- [Instruction]: Keep only those lines of the records that include the string "Республики".

----

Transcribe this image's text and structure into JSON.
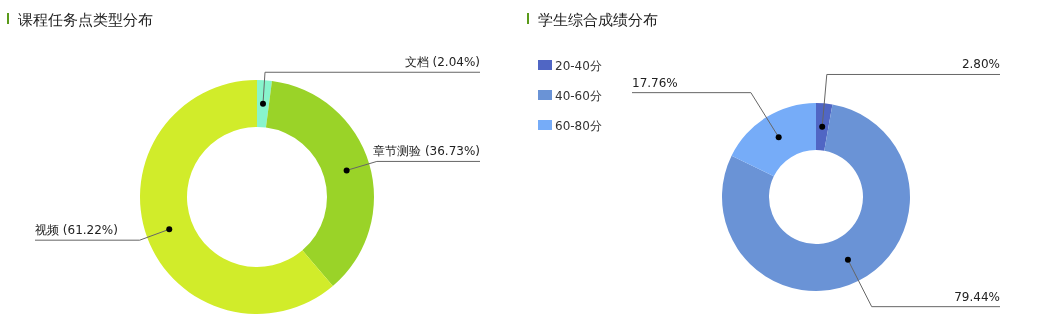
{
  "chart_data": [
    {
      "type": "donut",
      "title": "课程任务点类型分布",
      "categories": [
        "文档",
        "章节测验",
        "视频"
      ],
      "values": [
        2.04,
        36.73,
        61.22
      ],
      "colors": [
        "#88f4cc",
        "#9ad328",
        "#d1ec2a"
      ],
      "value_labels": [
        "(2.04%)",
        "(36.73%)",
        "(61.22%)"
      ],
      "legend": false
    },
    {
      "type": "donut",
      "title": "学生综合成绩分布",
      "categories": [
        "20-40分",
        "40-60分",
        "60-80分"
      ],
      "values": [
        2.8,
        79.44,
        17.76
      ],
      "colors": [
        "#5066c4",
        "#6a93d6",
        "#76acf8"
      ],
      "value_labels": [
        "2.80%",
        "79.44%",
        "17.76%"
      ],
      "legend": "top left"
    }
  ]
}
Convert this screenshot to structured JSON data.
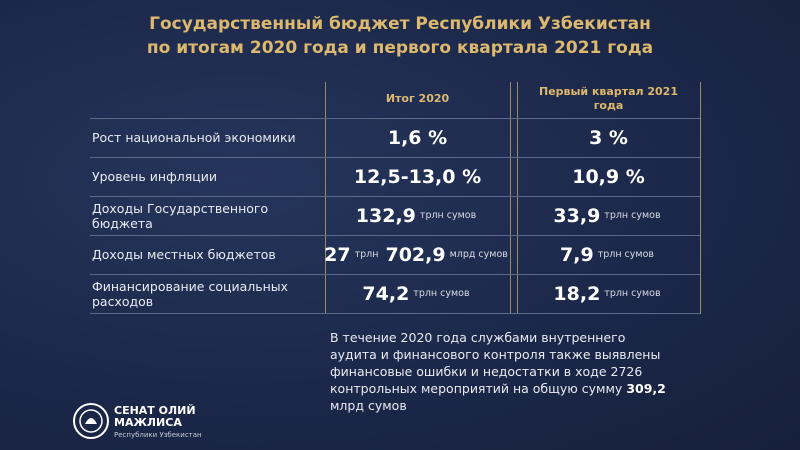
{
  "header": {
    "title_lines": [
      "Государственный бюджет Республики Узбекистан",
      "по итогам 2020 года и первого квартала 2021 года"
    ]
  },
  "table": {
    "columns": [
      "Итог 2020",
      "Первый квартал 2021 года"
    ],
    "rows": [
      {
        "label": "Рост национальной экономики",
        "cells": [
          [
            {
              "value": "1,6 %"
            }
          ],
          [
            {
              "value": "3 %"
            }
          ]
        ]
      },
      {
        "label": "Уровень инфляции",
        "cells": [
          [
            {
              "value": "12,5-13,0 %"
            }
          ],
          [
            {
              "value": "10,9 %"
            }
          ]
        ]
      },
      {
        "label": "Доходы Государственного бюджета",
        "cells": [
          [
            {
              "value": "132,9",
              "unit": "трлн сумов"
            }
          ],
          [
            {
              "value": "33,9",
              "unit": "трлн сумов"
            }
          ]
        ]
      },
      {
        "label": "Доходы местных бюджетов",
        "cells": [
          [
            {
              "value": "27",
              "unit": "трлн"
            },
            {
              "value": "702,9",
              "unit": "млрд сумов"
            }
          ],
          [
            {
              "value": "7,9",
              "unit": "трлн сумов"
            }
          ]
        ]
      },
      {
        "label": "Финансирование социальных расходов",
        "cells": [
          [
            {
              "value": "74,2",
              "unit": "трлн сумов"
            }
          ],
          [
            {
              "value": "18,2",
              "unit": "трлн сумов"
            }
          ]
        ]
      }
    ]
  },
  "note": {
    "text": "В течение 2020 года службами внутреннего аудита и финансового контроля также выявлены финансовые ошибки и недостатки в ходе 2726 контрольных мероприятий на общую сумму",
    "highlight": "309,2",
    "after": "млрд сумов"
  },
  "logo": {
    "line1": "СЕНАТ ОЛИЙ",
    "line2": "МАЖЛИСА",
    "line3": "Республики Узбекистан"
  }
}
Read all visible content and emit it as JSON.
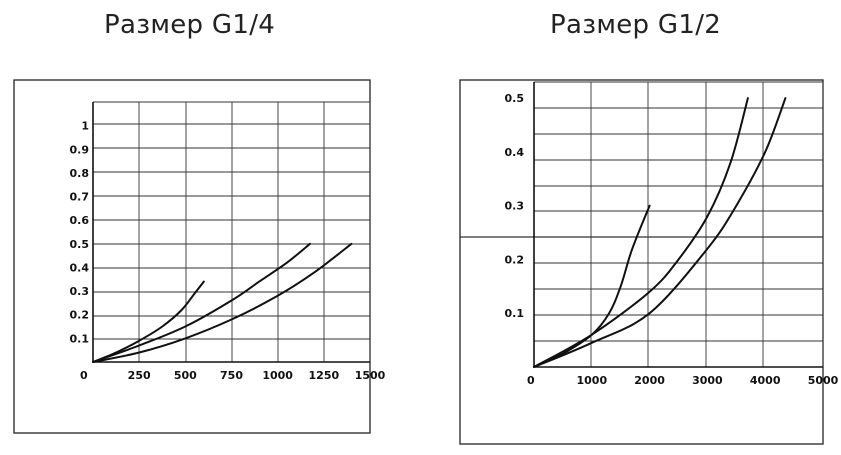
{
  "chart_data": [
    {
      "type": "line",
      "title": "Размер G1/4",
      "xlabel": "",
      "ylabel": "",
      "xlim": [
        0,
        1500
      ],
      "ylim": [
        0,
        1.1
      ],
      "origin_label": "0",
      "x_ticks": [
        250,
        500,
        750,
        1000,
        1250,
        1500
      ],
      "x_tick_labels": [
        "250",
        "500",
        "750",
        "1000",
        "1250",
        "1500"
      ],
      "y_ticks": [
        0.1,
        0.2,
        0.3,
        0.4,
        0.5,
        0.6,
        0.7,
        0.8,
        0.9,
        1
      ],
      "y_tick_labels": [
        "0.1",
        "0.2",
        "0.3",
        "0.4",
        "0.5",
        "0.6",
        "0.7",
        "0.8",
        "0.9",
        "1"
      ],
      "grid": true,
      "series": [
        {
          "x": [
            0,
            125,
            250,
            375,
            480,
            550,
            600
          ],
          "y": [
            0,
            0.04,
            0.09,
            0.15,
            0.22,
            0.29,
            0.34
          ]
        },
        {
          "x": [
            0,
            250,
            500,
            750,
            900,
            1050,
            1175
          ],
          "y": [
            0,
            0.07,
            0.15,
            0.26,
            0.34,
            0.42,
            0.5
          ]
        },
        {
          "x": [
            0,
            250,
            500,
            750,
            1000,
            1200,
            1400
          ],
          "y": [
            0,
            0.04,
            0.1,
            0.18,
            0.28,
            0.38,
            0.5
          ]
        }
      ]
    },
    {
      "type": "line",
      "title": "Размер G1/2",
      "xlabel": "",
      "ylabel": "",
      "xlim": [
        0,
        5000
      ],
      "ylim": [
        0,
        0.53
      ],
      "origin_label": "0",
      "x_ticks": [
        1000,
        2000,
        3000,
        4000,
        5000
      ],
      "x_tick_labels": [
        "1000",
        "2000",
        "3000",
        "4000",
        "5000"
      ],
      "y_ticks": [
        0.1,
        0.2,
        0.3,
        0.4,
        0.5
      ],
      "y_tick_labels": [
        "0.1",
        "0.2",
        "0.3",
        "0.4",
        "0.5"
      ],
      "grid": true,
      "series": [
        {
          "x": [
            0,
            500,
            1000,
            1300,
            1500,
            1700,
            2000
          ],
          "y": [
            0,
            0.025,
            0.06,
            0.1,
            0.15,
            0.22,
            0.3
          ]
        },
        {
          "x": [
            0,
            1000,
            2000,
            2500,
            3000,
            3400,
            3700
          ],
          "y": [
            0,
            0.06,
            0.14,
            0.2,
            0.28,
            0.38,
            0.5
          ]
        },
        {
          "x": [
            0,
            1000,
            2000,
            3000,
            3500,
            4000,
            4350
          ],
          "y": [
            0,
            0.045,
            0.1,
            0.22,
            0.3,
            0.4,
            0.5
          ]
        }
      ]
    }
  ]
}
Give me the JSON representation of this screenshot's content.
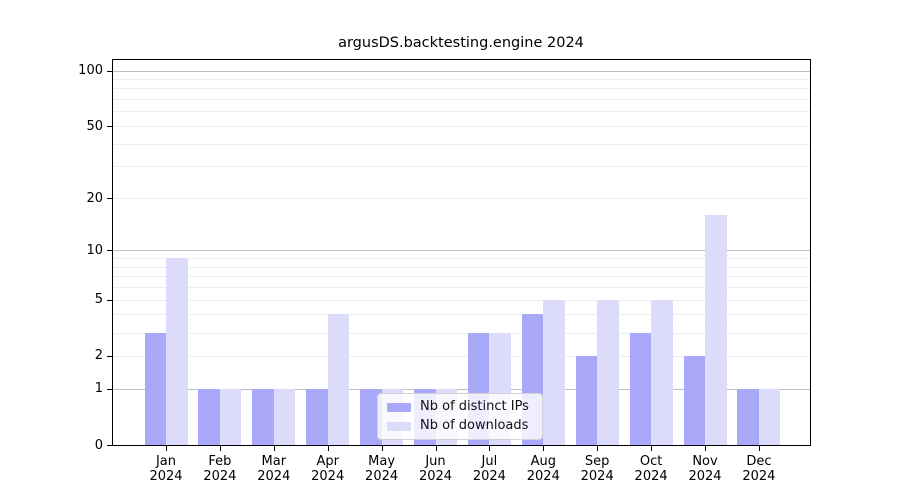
{
  "title": "argusDS.backtesting.engine 2024",
  "chart_data": {
    "type": "bar",
    "title": "argusDS.backtesting.engine 2024",
    "categories": [
      "Jan",
      "Feb",
      "Mar",
      "Apr",
      "May",
      "Jun",
      "Jul",
      "Aug",
      "Sep",
      "Oct",
      "Nov",
      "Dec"
    ],
    "category_year": "2024",
    "series": [
      {
        "name": "Nb of distinct IPs",
        "color": "#aaa8f8",
        "values": [
          3,
          1,
          1,
          1,
          1,
          1,
          3,
          4,
          2,
          3,
          2,
          1
        ]
      },
      {
        "name": "Nb of downloads",
        "color": "#dcdcfa",
        "values": [
          9,
          1,
          1,
          4,
          1,
          1,
          3,
          5,
          5,
          5,
          16,
          1
        ]
      }
    ],
    "yscale": "log1p",
    "y_ticks": [
      0,
      1,
      2,
      5,
      10,
      20,
      50,
      100
    ],
    "y_major_gridlines": [
      1,
      10,
      100
    ],
    "y_minor_gridlines": [
      2,
      3,
      4,
      5,
      6,
      7,
      8,
      9,
      20,
      30,
      40,
      50,
      60,
      70,
      80,
      90
    ],
    "ylim": [
      0,
      114
    ],
    "xlabel": "",
    "ylabel": "",
    "grid": "horizontal",
    "legend_position": "lower center"
  },
  "colors": {
    "background": "#ffffff",
    "spine": "#000000",
    "grid_major": "#bdbdc2",
    "grid_minor": "#ededf0",
    "bar_distinct_ips": "#aaa8f8",
    "bar_downloads": "#dcdcfa",
    "legend_bg": "rgba(255,255,255,0.8)",
    "legend_border": "#d2d2d2",
    "text": "#000000"
  }
}
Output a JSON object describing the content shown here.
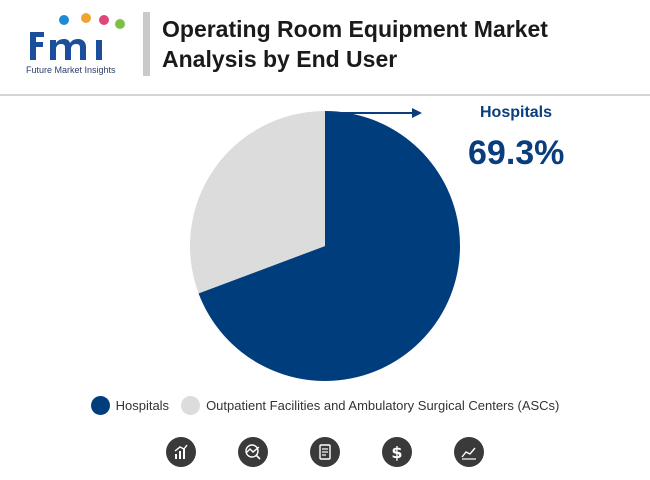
{
  "header": {
    "logo_text": "fmi",
    "logo_subtitle": "Future Market Insights",
    "title": "Operating Room Equipment Market Analysis by End User"
  },
  "colors": {
    "hospitals": "#003d7c",
    "outpatient": "#dcdcdc",
    "accent_text": "#0a3d7e"
  },
  "callout": {
    "label": "Hospitals",
    "value": "69.3%"
  },
  "chart_data": {
    "type": "pie",
    "title": "Operating Room Equipment Market Analysis by End User",
    "slices": [
      {
        "label": "Hospitals",
        "value": 69.3,
        "color": "#003d7c"
      },
      {
        "label": "Outpatient Facilities and Ambulatory Surgical Centers (ASCs)",
        "value": 30.7,
        "color": "#dcdcdc"
      }
    ],
    "legend_position": "bottom"
  },
  "legend": {
    "items": [
      {
        "label": "Hospitals",
        "color": "#003d7c"
      },
      {
        "label": "Outpatient Facilities and Ambulatory Surgical Centers (ASCs)",
        "color": "#dcdcdc"
      }
    ]
  },
  "footer_icons": [
    "bar-chart-icon",
    "globe-trend-icon",
    "document-report-icon",
    "dollar-icon",
    "line-chart-icon"
  ]
}
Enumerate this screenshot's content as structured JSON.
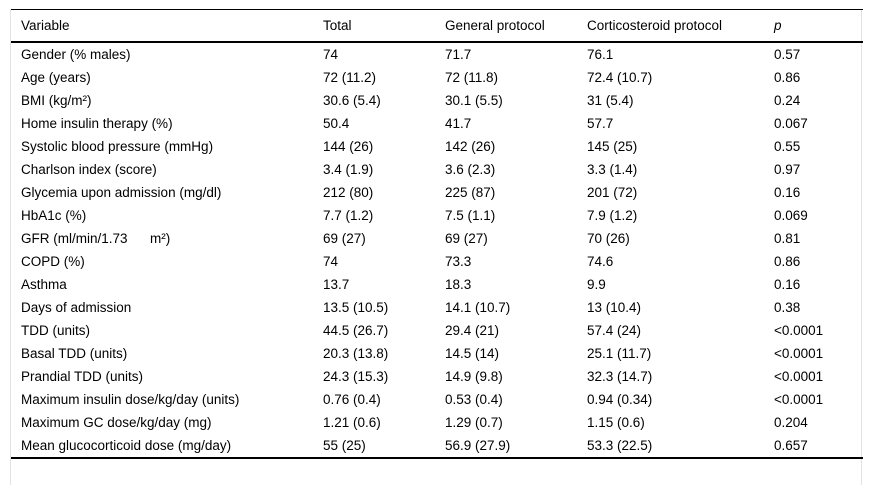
{
  "table": {
    "columns": [
      "Variable",
      "Total",
      "General protocol",
      "Corticosteroid protocol",
      "p"
    ],
    "rows": [
      [
        "Gender (% males)",
        "74",
        "71.7",
        "76.1",
        "0.57"
      ],
      [
        "Age (years)",
        "72 (11.2)",
        "72 (11.8)",
        "72.4 (10.7)",
        "0.86"
      ],
      [
        "BMI (kg/m²)",
        "30.6 (5.4)",
        "30.1 (5.5)",
        "31 (5.4)",
        "0.24"
      ],
      [
        "Home insulin therapy (%)",
        "50.4",
        "41.7",
        "57.7",
        "0.067"
      ],
      [
        "Systolic blood pressure (mmHg)",
        "144 (26)",
        "142 (26)",
        "145 (25)",
        "0.55"
      ],
      [
        "Charlson index (score)",
        "3.4 (1.9)",
        "3.6 (2.3)",
        "3.3 (1.4)",
        "0.97"
      ],
      [
        "Glycemia upon admission (mg/dl)",
        "212 (80)",
        "225 (87)",
        "201 (72)",
        "0.16"
      ],
      [
        "HbA1c (%)",
        "7.7 (1.2)",
        "7.5 (1.1)",
        "7.9 (1.2)",
        "0.069"
      ],
      [
        "GFR (ml/min/1.73      m²)",
        "69 (27)",
        "69 (27)",
        "70 (26)",
        "0.81"
      ],
      [
        "COPD (%)",
        "74",
        "73.3",
        "74.6",
        "0.86"
      ],
      [
        "Asthma",
        "13.7",
        "18.3",
        "9.9",
        "0.16"
      ],
      [
        "Days of admission",
        "13.5 (10.5)",
        "14.1 (10.7)",
        "13 (10.4)",
        "0.38"
      ],
      [
        "TDD (units)",
        "44.5 (26.7)",
        "29.4 (21)",
        "57.4 (24)",
        "<0.0001"
      ],
      [
        "Basal TDD (units)",
        "20.3 (13.8)",
        "14.5 (14)",
        "25.1 (11.7)",
        "<0.0001"
      ],
      [
        "Prandial TDD (units)",
        "24.3 (15.3)",
        "14.9 (9.8)",
        "32.3 (14.7)",
        "<0.0001"
      ],
      [
        "Maximum insulin dose/kg/day (units)",
        "0.76 (0.4)",
        "0.53 (0.4)",
        "0.94 (0.34)",
        "<0.0001"
      ],
      [
        "Maximum GC dose/kg/day (mg)",
        "1.21 (0.6)",
        "1.29 (0.7)",
        "1.15 (0.6)",
        "0.204"
      ],
      [
        "Mean glucocorticoid dose (mg/day)",
        "55 (25)",
        "56.9 (27.9)",
        "53.3 (22.5)",
        "0.657"
      ]
    ]
  }
}
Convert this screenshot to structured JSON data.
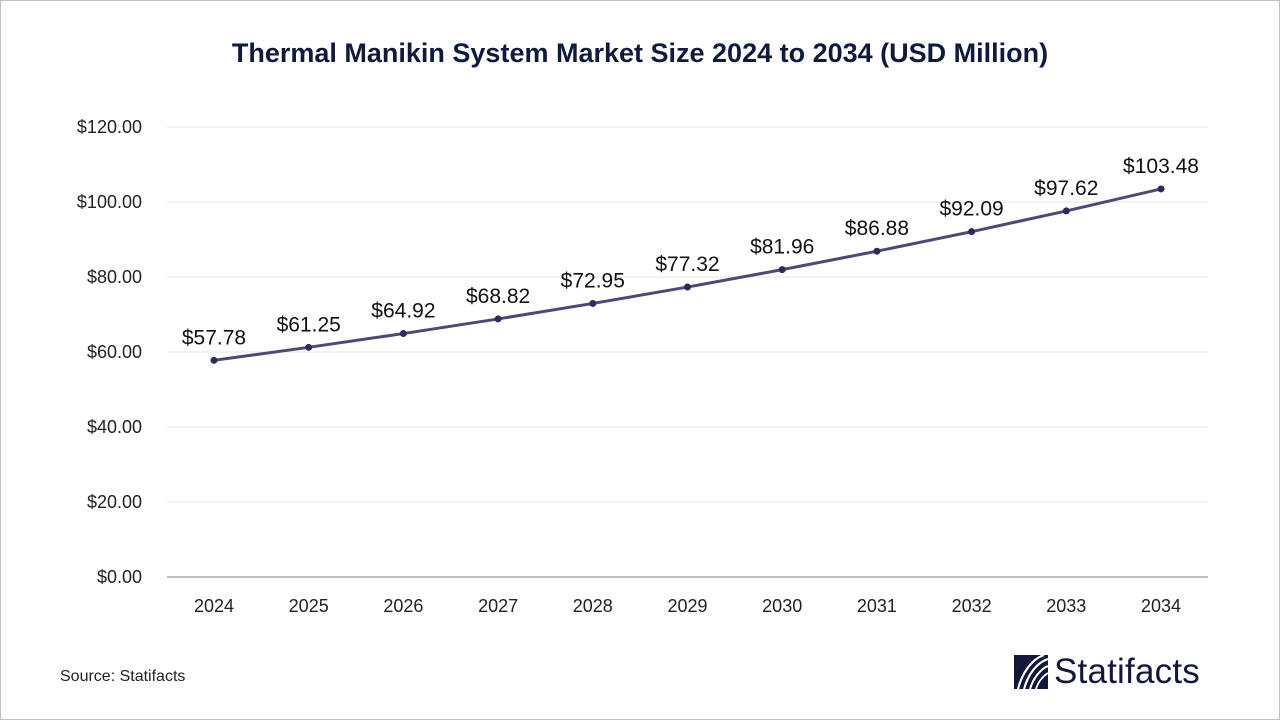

----

- [Written reply]:
      "Государственный бюджет Республики Узбекистан",
    "line3": "Республики Узбекистан"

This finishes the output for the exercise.